Input material |
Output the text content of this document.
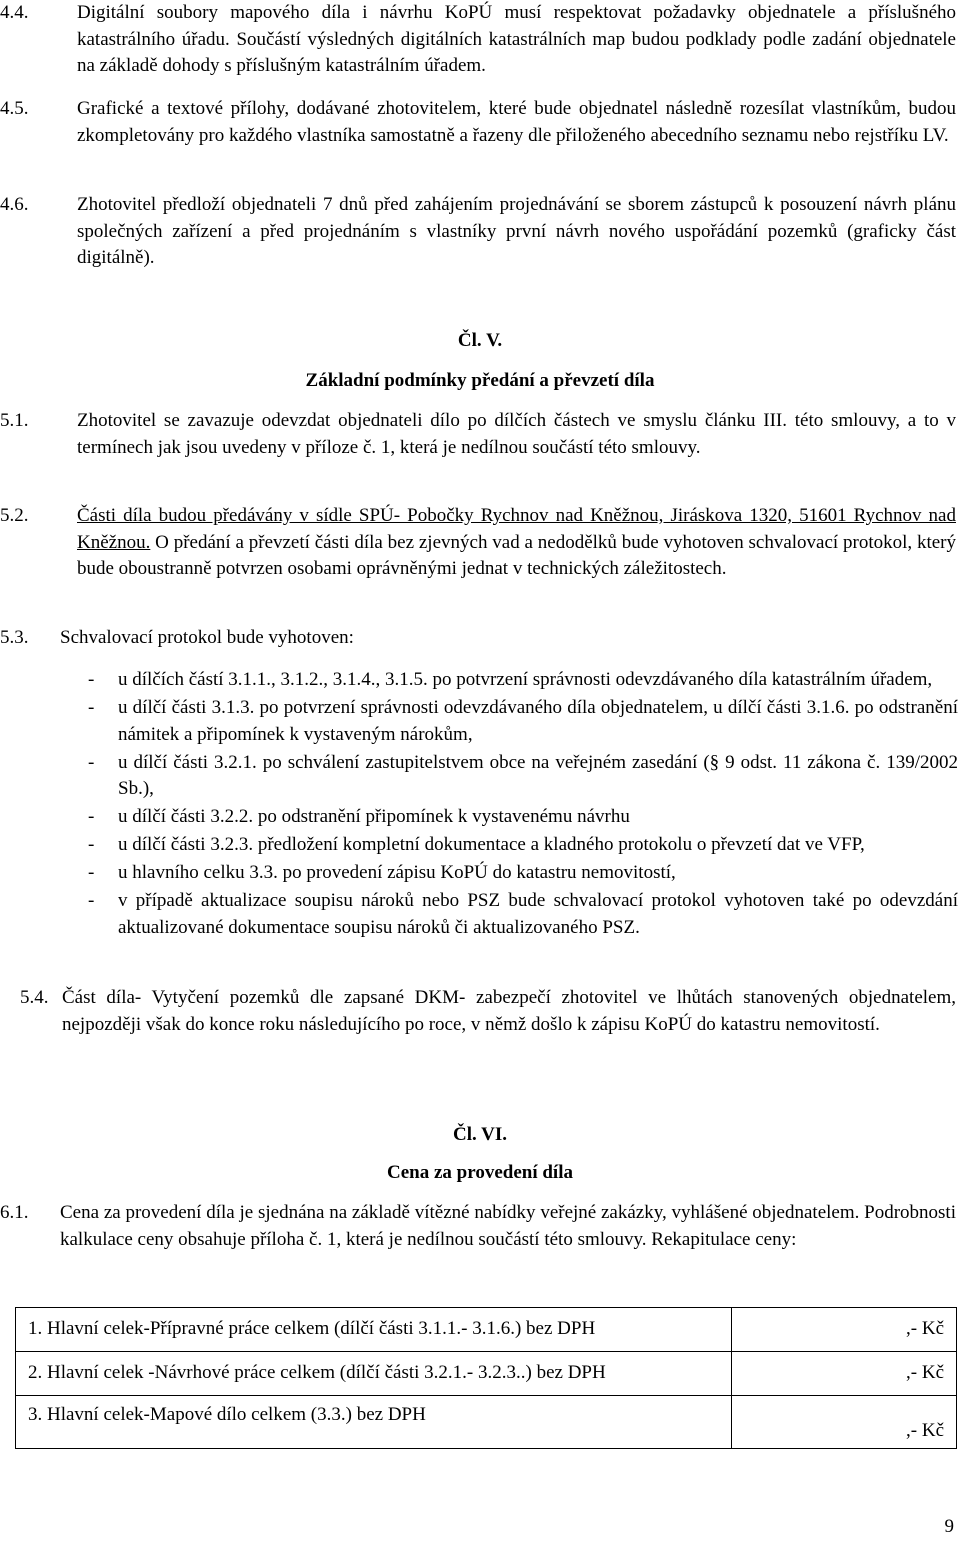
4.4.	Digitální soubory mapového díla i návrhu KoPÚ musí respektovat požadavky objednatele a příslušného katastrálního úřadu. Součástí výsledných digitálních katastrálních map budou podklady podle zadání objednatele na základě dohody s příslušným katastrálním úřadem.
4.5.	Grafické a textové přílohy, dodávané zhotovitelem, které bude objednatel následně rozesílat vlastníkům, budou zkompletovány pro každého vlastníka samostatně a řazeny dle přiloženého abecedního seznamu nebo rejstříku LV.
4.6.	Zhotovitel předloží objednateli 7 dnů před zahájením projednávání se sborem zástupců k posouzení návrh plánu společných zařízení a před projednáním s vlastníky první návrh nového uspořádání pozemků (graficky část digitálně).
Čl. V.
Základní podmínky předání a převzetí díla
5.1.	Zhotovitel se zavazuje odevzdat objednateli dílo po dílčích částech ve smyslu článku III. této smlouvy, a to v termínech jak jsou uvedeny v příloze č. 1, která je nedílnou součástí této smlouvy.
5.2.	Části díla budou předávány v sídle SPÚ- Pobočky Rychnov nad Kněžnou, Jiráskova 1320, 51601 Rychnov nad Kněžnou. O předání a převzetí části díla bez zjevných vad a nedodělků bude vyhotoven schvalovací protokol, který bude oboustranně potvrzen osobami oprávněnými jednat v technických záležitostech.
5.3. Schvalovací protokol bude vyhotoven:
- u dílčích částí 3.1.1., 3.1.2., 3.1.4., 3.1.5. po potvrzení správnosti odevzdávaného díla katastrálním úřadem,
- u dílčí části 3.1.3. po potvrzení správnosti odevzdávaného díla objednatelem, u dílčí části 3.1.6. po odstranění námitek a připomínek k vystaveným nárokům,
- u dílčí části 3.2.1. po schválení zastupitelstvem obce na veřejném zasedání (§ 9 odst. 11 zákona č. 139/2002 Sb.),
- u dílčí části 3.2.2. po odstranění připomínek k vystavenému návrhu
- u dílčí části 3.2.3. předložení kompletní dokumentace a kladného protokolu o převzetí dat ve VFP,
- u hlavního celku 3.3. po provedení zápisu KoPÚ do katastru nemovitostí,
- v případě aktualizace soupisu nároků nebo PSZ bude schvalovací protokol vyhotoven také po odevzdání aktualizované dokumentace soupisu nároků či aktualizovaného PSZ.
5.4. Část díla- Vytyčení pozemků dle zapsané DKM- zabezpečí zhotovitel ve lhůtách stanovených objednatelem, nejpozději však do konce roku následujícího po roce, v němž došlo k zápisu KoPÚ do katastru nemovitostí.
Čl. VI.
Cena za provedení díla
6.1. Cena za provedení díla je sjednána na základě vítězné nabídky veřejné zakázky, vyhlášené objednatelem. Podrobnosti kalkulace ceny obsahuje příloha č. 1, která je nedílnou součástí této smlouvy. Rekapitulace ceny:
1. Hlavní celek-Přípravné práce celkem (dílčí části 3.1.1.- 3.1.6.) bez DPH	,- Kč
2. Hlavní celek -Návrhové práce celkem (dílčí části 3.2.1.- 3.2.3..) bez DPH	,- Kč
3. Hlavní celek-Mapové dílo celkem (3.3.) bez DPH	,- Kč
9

==

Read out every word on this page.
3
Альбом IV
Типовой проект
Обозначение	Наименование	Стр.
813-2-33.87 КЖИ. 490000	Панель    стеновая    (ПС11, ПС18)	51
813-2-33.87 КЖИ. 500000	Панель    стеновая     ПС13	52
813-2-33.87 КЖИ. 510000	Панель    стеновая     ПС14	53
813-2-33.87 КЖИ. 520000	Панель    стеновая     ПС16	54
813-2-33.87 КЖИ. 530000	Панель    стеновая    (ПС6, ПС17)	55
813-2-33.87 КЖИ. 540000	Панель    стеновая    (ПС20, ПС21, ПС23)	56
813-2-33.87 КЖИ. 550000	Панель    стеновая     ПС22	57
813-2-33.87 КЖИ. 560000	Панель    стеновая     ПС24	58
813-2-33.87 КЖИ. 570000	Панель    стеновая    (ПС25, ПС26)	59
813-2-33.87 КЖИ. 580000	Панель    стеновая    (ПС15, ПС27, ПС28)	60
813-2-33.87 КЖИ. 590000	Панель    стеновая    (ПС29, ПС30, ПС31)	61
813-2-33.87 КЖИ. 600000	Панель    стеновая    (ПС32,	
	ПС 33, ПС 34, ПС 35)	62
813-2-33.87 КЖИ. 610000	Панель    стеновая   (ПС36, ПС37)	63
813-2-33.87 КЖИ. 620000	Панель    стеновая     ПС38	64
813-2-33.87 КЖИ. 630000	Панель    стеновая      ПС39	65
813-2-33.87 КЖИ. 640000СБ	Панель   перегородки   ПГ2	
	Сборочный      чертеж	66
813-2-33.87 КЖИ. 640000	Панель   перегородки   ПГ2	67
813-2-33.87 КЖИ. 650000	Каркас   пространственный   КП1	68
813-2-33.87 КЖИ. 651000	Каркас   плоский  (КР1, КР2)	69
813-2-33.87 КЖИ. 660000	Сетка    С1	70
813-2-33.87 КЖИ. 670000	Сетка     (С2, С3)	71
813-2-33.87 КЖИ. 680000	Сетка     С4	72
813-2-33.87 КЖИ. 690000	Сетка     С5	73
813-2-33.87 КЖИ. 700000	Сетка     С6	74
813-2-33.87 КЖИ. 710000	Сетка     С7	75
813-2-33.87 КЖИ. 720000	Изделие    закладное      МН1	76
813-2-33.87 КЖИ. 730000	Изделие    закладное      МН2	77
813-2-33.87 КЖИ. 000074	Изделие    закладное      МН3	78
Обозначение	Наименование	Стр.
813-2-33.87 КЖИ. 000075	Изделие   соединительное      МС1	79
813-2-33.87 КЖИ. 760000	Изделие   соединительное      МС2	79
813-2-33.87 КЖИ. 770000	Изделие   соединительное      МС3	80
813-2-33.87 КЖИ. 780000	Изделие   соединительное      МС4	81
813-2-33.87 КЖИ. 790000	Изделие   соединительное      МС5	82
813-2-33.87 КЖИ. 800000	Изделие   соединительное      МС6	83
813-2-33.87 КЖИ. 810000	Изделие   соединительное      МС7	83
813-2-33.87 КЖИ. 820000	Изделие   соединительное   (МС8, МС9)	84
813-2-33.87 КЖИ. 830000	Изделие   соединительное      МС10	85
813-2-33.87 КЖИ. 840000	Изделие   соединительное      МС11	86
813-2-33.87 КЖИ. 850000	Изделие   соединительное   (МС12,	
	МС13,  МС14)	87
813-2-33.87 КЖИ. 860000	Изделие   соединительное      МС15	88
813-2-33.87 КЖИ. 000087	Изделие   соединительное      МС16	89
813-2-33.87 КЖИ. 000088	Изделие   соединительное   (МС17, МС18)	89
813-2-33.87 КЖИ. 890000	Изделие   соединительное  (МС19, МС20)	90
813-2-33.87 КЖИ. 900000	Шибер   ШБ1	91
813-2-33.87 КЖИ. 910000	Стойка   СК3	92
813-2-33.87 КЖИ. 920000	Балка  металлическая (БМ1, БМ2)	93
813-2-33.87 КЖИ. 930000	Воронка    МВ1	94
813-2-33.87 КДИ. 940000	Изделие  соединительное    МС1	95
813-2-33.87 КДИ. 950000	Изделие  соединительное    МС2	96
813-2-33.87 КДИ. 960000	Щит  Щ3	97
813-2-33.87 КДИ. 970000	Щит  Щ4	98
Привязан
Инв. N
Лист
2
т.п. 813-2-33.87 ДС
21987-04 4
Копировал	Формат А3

==

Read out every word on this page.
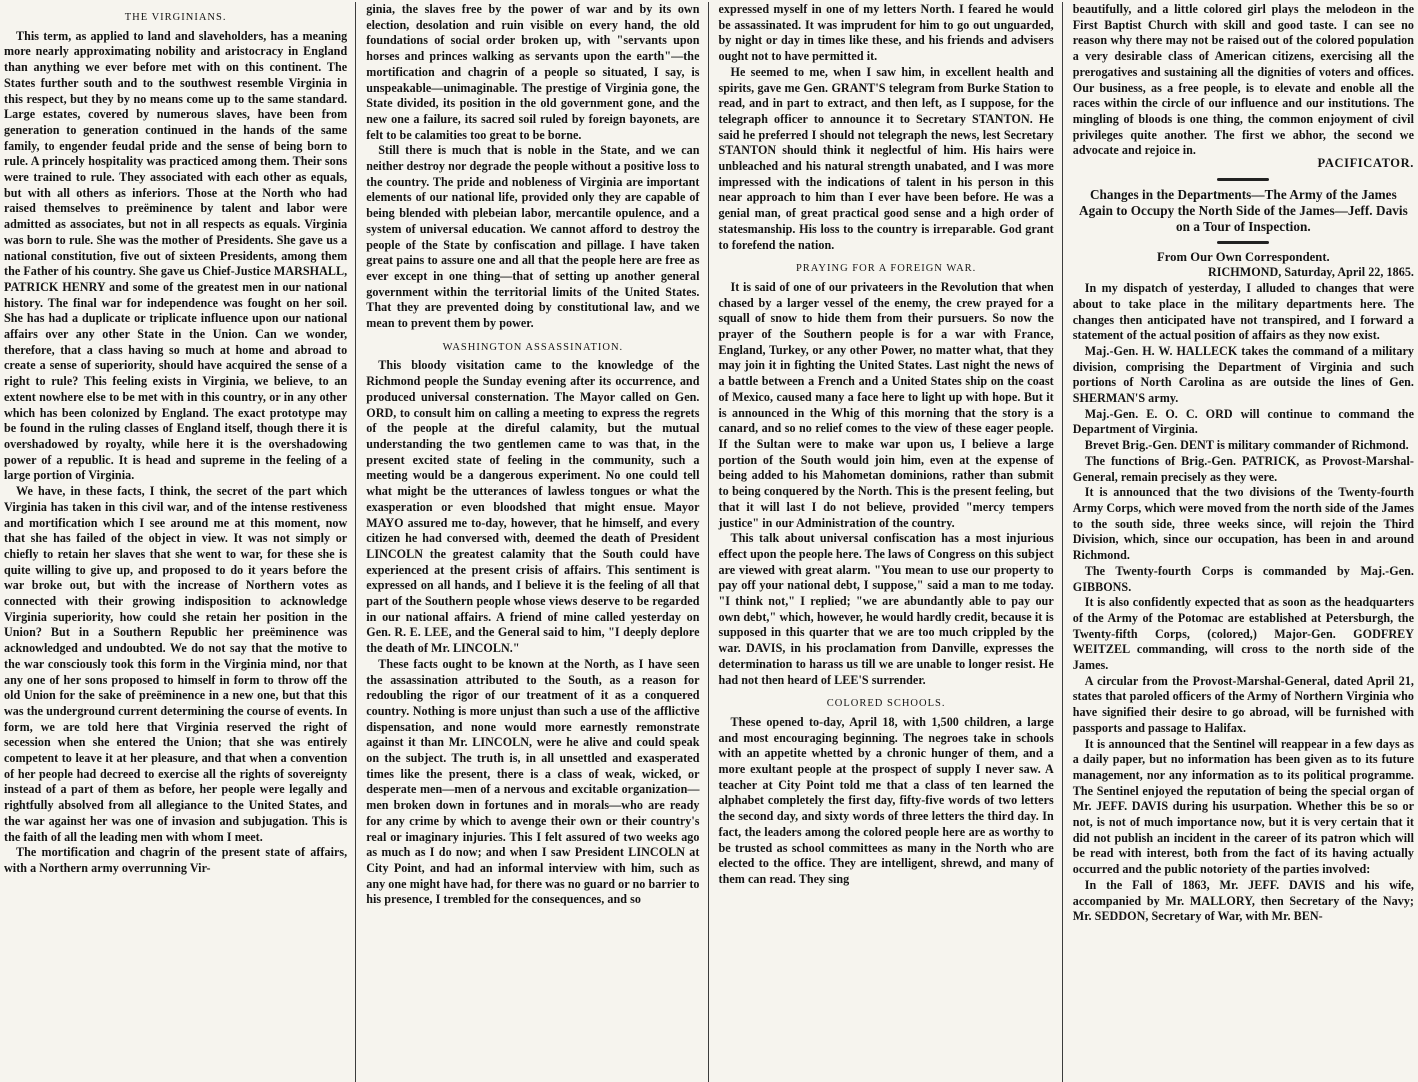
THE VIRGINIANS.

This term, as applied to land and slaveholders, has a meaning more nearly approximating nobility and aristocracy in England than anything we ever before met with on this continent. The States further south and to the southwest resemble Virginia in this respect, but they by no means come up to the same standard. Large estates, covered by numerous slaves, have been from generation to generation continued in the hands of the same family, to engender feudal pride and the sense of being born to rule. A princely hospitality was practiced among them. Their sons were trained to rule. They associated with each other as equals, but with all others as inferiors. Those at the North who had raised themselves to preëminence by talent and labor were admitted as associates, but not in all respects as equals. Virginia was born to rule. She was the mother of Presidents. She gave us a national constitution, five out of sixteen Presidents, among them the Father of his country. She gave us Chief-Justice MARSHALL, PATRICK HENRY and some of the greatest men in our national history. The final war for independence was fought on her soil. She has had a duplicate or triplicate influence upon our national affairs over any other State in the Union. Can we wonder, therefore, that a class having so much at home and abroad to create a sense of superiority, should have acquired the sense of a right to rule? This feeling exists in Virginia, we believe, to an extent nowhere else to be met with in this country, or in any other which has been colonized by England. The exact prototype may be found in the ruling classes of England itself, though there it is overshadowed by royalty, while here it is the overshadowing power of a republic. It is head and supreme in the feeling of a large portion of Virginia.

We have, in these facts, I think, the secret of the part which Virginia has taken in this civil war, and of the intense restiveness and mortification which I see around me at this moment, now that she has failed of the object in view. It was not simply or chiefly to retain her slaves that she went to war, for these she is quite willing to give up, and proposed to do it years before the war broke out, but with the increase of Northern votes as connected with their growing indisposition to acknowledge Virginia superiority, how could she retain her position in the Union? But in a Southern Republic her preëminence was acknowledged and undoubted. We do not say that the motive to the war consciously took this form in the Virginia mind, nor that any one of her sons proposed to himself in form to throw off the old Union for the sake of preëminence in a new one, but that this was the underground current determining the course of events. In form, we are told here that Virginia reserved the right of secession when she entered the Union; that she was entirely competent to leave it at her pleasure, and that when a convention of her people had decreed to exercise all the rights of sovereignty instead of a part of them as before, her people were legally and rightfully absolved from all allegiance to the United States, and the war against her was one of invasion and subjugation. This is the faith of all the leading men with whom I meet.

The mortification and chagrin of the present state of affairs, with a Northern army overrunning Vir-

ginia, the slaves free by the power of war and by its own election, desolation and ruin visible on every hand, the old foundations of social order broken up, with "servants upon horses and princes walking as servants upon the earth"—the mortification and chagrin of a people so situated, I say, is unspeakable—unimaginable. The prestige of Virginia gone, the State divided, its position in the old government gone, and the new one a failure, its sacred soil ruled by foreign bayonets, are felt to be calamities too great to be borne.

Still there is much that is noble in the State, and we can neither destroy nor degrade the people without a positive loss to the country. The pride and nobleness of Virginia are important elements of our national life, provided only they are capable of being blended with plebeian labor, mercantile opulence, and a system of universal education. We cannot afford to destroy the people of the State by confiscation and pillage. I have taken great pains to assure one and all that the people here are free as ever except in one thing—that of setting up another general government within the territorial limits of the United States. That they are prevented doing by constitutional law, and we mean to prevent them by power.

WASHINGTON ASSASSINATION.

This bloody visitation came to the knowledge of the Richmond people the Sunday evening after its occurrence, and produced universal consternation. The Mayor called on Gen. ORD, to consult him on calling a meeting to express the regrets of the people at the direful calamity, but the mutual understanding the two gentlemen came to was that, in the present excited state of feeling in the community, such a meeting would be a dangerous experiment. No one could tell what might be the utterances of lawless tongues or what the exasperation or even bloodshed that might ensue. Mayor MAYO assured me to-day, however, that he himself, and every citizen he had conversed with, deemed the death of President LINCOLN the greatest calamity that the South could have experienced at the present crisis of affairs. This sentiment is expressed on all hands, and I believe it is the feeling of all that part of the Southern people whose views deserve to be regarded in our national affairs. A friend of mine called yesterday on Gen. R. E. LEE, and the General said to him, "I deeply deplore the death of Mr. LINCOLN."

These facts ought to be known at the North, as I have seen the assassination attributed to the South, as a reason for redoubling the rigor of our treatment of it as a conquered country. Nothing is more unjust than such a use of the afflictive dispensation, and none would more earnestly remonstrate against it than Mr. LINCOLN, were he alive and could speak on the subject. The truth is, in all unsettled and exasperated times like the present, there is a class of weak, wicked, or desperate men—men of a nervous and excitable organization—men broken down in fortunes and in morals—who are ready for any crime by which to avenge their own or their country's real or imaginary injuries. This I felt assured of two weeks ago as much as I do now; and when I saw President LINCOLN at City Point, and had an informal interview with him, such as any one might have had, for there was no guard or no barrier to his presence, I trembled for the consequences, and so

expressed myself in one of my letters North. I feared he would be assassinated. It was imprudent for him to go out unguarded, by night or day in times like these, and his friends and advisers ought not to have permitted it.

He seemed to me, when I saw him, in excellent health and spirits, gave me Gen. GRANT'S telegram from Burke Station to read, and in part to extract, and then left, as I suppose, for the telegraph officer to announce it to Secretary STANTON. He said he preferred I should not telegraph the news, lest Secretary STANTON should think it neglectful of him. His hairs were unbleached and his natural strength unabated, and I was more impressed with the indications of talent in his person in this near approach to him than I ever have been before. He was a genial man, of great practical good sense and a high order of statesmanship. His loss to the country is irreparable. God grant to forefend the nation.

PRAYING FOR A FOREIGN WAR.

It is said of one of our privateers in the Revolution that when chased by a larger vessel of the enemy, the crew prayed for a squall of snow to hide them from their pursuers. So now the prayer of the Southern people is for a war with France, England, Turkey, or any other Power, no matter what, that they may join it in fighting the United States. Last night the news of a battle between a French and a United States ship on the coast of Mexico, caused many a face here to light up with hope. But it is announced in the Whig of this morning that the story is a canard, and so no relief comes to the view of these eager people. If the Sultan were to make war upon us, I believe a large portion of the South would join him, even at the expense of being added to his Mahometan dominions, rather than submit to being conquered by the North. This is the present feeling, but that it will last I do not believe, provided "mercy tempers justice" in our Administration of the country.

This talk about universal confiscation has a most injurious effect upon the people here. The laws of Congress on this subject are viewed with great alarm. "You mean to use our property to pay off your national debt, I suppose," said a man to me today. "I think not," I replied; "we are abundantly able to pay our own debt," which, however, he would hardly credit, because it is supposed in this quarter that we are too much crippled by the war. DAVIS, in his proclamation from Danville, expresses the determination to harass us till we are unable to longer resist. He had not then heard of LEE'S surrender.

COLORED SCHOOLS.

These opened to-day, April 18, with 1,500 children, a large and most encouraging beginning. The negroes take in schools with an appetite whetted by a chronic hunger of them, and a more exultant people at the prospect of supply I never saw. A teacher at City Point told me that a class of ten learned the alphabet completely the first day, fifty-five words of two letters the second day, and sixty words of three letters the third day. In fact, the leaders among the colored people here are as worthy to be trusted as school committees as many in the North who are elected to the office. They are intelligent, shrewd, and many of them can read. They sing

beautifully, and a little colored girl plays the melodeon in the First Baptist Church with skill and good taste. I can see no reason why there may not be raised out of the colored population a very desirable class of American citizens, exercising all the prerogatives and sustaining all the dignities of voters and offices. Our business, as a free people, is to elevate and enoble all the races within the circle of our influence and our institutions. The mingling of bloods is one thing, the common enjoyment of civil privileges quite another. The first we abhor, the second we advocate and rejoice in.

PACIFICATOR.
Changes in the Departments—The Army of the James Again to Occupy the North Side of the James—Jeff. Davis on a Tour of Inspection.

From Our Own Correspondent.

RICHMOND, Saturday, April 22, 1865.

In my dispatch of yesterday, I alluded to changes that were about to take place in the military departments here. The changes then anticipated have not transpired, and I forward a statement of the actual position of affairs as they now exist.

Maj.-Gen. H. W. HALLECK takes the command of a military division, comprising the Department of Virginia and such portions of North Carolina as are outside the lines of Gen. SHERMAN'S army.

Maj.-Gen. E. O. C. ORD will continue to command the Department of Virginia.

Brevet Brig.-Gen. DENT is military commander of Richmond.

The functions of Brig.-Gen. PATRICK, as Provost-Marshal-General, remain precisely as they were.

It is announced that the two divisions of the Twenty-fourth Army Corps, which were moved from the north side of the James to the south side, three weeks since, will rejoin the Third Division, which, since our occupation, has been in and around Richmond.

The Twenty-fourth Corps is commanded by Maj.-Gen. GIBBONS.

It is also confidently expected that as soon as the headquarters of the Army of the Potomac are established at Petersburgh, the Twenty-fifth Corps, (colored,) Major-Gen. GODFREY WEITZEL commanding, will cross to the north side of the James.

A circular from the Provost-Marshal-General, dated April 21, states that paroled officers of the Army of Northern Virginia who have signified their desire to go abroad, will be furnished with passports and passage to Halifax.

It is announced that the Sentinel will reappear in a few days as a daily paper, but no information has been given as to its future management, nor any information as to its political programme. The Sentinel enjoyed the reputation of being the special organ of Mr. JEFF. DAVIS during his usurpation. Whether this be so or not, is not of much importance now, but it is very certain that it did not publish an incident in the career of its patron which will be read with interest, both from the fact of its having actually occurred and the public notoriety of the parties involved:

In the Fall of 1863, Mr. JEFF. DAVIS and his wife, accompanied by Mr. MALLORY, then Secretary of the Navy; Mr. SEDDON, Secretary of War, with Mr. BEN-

Set exercise |
State the number of lines that contain the string "odstranění", with no other words.

Exercise response |
2